§ Problem statement: Below is a listing; reproduce each line of it exactly.

---- The input

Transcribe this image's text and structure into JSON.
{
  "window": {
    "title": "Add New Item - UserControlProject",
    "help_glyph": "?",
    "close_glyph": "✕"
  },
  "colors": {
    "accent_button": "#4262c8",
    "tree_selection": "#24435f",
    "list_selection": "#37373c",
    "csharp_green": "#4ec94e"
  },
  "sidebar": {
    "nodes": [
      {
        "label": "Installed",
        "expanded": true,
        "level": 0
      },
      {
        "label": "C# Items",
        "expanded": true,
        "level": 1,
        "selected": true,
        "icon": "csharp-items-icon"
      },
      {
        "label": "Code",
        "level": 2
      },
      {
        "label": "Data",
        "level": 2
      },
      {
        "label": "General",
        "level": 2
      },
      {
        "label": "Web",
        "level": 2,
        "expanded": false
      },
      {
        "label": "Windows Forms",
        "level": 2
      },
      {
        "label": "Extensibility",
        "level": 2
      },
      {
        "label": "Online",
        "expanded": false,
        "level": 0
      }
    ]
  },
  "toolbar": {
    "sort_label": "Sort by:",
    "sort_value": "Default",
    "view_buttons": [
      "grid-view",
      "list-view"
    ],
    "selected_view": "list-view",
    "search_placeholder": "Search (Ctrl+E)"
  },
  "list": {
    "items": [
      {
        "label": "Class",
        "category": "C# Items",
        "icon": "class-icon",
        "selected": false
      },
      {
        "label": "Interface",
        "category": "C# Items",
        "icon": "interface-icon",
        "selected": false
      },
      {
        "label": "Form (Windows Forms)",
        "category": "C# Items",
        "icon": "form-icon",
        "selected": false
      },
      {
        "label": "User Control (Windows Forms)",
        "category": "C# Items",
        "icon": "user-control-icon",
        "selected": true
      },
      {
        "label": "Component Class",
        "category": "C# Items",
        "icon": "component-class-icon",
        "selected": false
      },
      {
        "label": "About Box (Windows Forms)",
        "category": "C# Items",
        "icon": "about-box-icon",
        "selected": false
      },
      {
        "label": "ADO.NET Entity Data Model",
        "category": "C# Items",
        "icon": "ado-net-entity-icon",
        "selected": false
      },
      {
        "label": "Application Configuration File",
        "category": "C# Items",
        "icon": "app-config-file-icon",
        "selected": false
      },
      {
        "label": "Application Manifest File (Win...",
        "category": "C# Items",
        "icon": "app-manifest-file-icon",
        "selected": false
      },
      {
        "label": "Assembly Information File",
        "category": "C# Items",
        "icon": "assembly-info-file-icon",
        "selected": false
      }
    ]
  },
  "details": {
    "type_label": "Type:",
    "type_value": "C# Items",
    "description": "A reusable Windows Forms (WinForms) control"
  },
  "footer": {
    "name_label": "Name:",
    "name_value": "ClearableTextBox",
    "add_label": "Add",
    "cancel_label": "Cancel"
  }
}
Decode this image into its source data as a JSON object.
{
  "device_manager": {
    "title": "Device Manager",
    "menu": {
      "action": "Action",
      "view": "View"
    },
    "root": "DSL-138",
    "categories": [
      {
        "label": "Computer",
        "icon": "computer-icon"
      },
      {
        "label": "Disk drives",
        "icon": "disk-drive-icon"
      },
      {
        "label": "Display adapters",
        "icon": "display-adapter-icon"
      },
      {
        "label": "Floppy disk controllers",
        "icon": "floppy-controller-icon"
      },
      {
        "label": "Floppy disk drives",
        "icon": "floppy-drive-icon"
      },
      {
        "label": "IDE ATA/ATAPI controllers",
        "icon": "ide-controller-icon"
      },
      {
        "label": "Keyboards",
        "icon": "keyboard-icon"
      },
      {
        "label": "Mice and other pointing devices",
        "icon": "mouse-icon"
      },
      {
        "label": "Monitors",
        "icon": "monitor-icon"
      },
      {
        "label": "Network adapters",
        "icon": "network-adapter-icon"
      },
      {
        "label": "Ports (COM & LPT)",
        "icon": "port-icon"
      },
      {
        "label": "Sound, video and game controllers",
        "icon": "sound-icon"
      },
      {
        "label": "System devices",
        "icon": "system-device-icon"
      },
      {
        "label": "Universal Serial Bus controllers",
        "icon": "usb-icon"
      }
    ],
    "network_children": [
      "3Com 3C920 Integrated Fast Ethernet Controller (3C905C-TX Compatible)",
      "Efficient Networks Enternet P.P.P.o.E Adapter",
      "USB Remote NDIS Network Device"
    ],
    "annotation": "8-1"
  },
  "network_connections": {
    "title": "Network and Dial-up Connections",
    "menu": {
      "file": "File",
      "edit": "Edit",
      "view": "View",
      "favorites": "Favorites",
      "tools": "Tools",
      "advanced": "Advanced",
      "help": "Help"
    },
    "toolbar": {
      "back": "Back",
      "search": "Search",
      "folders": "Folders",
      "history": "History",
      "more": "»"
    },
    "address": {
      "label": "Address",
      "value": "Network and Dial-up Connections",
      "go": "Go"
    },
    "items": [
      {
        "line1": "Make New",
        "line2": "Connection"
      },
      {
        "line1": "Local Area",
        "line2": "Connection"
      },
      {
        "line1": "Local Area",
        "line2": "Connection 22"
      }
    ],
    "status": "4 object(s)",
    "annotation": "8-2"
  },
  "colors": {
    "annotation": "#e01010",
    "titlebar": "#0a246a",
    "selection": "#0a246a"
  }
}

--------

§ Full output:
Transcribe this image's text and structure into JSON.
{
  "window": {
    "title": "Add New Item - UserControlProject",
    "help_glyph": "?",
    "close_glyph": "✕"
  },
  "colors": {
    "accent_button": "#4262c8",
    "tree_selection": "#24435f",
    "list_selection": "#37373c",
    "csharp_green": "#4ec94e"
  },
  "sidebar": {
    "nodes": [
      {
        "label": "Installed",
        "expanded": true,
        "level": 0
      },
      {
        "label": "C# Items",
        "expanded": true,
        "level": 1,
        "selected": true,
        "icon": "csharp-items-icon"
      },
      {
        "label": "Code",
        "level": 2
      },
      {
        "label": "Data",
        "level": 2
      },
      {
        "label": "General",
        "level": 2
      },
      {
        "label": "Web",
        "level": 2,
        "expanded": false
      },
      {
        "label": "Windows Forms",
        "level": 2
      },
      {
        "label": "Extensibility",
        "level": 2
      },
      {
        "label": "Online",
        "expanded": false,
        "level": 0
      }
    ]
  },
  "toolbar": {
    "sort_label": "Sort by:",
    "sort_value": "Default",
    "view_buttons": [
      "grid-view",
      "list-view"
    ],
    "selected_view": "list-view",
    "search_placeholder": "Search (Ctrl+E)"
  },
  "list": {
    "items": [
      {
        "label": "Class",
        "category": "C# Items",
        "icon": "class-icon",
        "selected": false
      },
      {
        "label": "Interface",
        "category": "C# Items",
        "icon": "interface-icon",
        "selected": false
      },
      {
        "label": "Form (Windows Forms)",
        "category": "C# Items",
        "icon": "form-icon",
        "selected": false
      },
      {
        "label": "User Control (Windows Forms)",
        "category": "C# Items",
        "icon": "user-control-icon",
        "selected": true
      },
      {
        "label": "Component Class",
        "category": "C# Items",
        "icon": "component-class-icon",
        "selected": false
      },
      {
        "label": "About Box (Windows Forms)",
        "category": "C# Items",
        "icon": "about-box-icon",
        "selected": false
      },
      {
        "label": "ADO.NET Entity Data Model",
        "category": "C# Items",
        "icon": "ado-net-entity-icon",
        "selected": false
      },
      {
        "label": "Application Configuration File",
        "category": "C# Items",
        "icon": "app-config-file-icon",
        "selected": false
      },
      {
        "label": "Application Manifest File (Win...",
        "category": "C# Items",
        "icon": "app-manifest-file-icon",
        "selected": false
      },
      {
        "label": "Assembly Information File",
        "category": "C# Items",
        "icon": "assembly-info-file-icon",
        "selected": false
      }
    ]
  },
  "details": {
    "type_label": "Type:",
    "type_value": "C# Items",
    "description": "A reusable Windows Forms (WinForms) control"
  },
  "footer": {
    "name_label": "Name:",
    "name_value": "ClearableTextBox",
    "add_label": "Add",
    "cancel_label": "Cancel"
  }
}
Decode this image into its source data as a JSON object.
{
  "device_manager": {
    "title": "Device Manager",
    "menu": {
      "action": "Action",
      "view": "View"
    },
    "root": "DSL-138",
    "categories": [
      {
        "label": "Computer",
        "icon": "computer-icon"
      },
      {
        "label": "Disk drives",
        "icon": "disk-drive-icon"
      },
      {
        "label": "Display adapters",
        "icon": "display-adapter-icon"
      },
      {
        "label": "Floppy disk controllers",
        "icon": "floppy-controller-icon"
      },
      {
        "label": "Floppy disk drives",
        "icon": "floppy-drive-icon"
      },
      {
        "label": "IDE ATA/ATAPI controllers",
        "icon": "ide-controller-icon"
      },
      {
        "label": "Keyboards",
        "icon": "keyboard-icon"
      },
      {
        "label": "Mice and other pointing devices",
        "icon": "mouse-icon"
      },
      {
        "label": "Monitors",
        "icon": "monitor-icon"
      },
      {
        "label": "Network adapters",
        "icon": "network-adapter-icon"
      },
      {
        "label": "Ports (COM & LPT)",
        "icon": "port-icon"
      },
      {
        "label": "Sound, video and game controllers",
        "icon": "sound-icon"
      },
      {
        "label": "System devices",
        "icon": "system-device-icon"
      },
      {
        "label": "Universal Serial Bus controllers",
        "icon": "usb-icon"
      }
    ],
    "network_children": [
      "3Com 3C920 Integrated Fast Ethernet Controller (3C905C-TX Compatible)",
      "Efficient Networks Enternet P.P.P.o.E Adapter",
      "USB Remote NDIS Network Device"
    ],
    "annotation": "8-1"
  },
  "network_connections": {
    "title": "Network and Dial-up Connections",
    "menu": {
      "file": "File",
      "edit": "Edit",
      "view": "View",
      "favorites": "Favorites",
      "tools": "Tools",
      "advanced": "Advanced",
      "help": "Help"
    },
    "toolbar": {
      "back": "Back",
      "search": "Search",
      "folders": "Folders",
      "history": "History",
      "more": "»"
    },
    "address": {
      "label": "Address",
      "value": "Network and Dial-up Connections",
      "go": "Go"
    },
    "items": [
      {
        "line1": "Make New",
        "line2": "Connection"
      },
      {
        "line1": "Local Area",
        "line2": "Connection"
      },
      {
        "line1": "Local Area",
        "line2": "Connection 22"
      }
    ],
    "status": "4 object(s)",
    "annotation": "8-2"
  },
  "colors": {
    "annotation": "#e01010",
    "titlebar": "#0a246a",
    "selection": "#0a246a"
  }
}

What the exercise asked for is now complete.